REQUIREMENTS — Search the material for the string "November", then report how many lines hold it, with no other text.

Stored data entries
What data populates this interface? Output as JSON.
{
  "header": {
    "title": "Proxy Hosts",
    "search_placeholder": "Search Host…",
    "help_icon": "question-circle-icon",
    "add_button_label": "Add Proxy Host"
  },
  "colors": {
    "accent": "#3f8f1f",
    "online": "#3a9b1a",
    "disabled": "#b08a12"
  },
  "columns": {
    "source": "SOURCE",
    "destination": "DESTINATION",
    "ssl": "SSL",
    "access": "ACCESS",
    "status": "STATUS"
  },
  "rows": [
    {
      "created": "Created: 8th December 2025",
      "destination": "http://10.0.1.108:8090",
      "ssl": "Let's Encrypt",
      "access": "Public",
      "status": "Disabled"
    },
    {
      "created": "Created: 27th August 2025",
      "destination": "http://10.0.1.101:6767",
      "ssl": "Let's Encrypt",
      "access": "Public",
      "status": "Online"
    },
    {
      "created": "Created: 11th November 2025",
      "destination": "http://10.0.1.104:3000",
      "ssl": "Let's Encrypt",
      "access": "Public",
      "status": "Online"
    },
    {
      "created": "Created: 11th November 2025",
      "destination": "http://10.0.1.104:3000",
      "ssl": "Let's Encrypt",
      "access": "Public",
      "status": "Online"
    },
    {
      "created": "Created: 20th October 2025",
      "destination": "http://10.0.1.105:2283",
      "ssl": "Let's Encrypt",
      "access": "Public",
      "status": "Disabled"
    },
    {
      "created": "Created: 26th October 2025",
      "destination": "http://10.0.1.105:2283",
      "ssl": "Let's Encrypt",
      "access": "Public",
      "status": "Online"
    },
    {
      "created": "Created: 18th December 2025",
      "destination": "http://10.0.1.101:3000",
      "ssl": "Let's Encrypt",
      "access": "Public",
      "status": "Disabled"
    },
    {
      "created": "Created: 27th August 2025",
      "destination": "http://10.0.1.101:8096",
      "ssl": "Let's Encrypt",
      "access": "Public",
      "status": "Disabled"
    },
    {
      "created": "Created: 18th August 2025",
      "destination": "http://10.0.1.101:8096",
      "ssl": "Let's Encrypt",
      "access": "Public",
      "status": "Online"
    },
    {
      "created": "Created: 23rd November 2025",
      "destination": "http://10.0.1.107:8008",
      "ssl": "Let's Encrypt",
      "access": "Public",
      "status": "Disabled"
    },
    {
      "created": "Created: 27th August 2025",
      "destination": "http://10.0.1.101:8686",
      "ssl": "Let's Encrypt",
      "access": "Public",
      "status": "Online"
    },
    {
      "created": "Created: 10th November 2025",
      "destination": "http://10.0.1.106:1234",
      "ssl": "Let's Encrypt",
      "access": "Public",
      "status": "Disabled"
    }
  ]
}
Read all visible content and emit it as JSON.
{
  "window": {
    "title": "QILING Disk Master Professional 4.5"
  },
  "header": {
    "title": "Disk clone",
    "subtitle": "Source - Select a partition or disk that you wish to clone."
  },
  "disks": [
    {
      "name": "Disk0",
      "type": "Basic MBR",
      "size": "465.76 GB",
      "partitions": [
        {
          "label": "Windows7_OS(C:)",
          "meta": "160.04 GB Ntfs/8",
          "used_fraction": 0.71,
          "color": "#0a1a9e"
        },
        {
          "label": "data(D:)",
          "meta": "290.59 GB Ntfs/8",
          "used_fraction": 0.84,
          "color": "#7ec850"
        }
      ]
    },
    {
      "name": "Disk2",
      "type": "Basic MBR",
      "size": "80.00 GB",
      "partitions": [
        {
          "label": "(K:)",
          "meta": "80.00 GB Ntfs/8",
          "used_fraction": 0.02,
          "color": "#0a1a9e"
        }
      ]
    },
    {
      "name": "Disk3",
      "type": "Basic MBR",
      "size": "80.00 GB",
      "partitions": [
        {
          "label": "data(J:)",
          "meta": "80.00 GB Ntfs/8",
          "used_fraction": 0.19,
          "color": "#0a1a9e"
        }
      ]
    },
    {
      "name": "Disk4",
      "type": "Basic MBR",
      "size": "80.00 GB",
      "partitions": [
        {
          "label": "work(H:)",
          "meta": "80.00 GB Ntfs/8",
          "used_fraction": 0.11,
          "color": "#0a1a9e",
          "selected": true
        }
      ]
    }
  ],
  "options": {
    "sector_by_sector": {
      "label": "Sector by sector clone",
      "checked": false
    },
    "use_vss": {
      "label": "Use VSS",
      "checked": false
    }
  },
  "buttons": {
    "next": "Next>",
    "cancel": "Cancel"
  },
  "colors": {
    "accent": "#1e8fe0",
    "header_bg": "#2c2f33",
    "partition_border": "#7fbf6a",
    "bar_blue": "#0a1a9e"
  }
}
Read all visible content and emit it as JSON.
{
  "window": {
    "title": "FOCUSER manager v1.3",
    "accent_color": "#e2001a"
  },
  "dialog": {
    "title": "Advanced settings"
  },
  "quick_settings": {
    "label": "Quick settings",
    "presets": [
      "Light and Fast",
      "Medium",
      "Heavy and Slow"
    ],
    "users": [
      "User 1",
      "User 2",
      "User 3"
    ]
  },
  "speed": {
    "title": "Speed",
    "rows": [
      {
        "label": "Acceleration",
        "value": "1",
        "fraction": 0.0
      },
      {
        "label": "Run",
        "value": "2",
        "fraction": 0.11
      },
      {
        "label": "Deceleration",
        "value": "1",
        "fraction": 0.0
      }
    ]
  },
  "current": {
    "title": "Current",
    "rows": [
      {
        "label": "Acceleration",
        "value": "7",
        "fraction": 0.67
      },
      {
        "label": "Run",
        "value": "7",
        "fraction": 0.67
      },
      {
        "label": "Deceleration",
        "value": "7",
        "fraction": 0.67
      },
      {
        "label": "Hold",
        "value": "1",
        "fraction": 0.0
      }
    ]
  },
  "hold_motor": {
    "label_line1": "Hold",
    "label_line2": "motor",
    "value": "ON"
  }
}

COMPLETE ANSWER — 4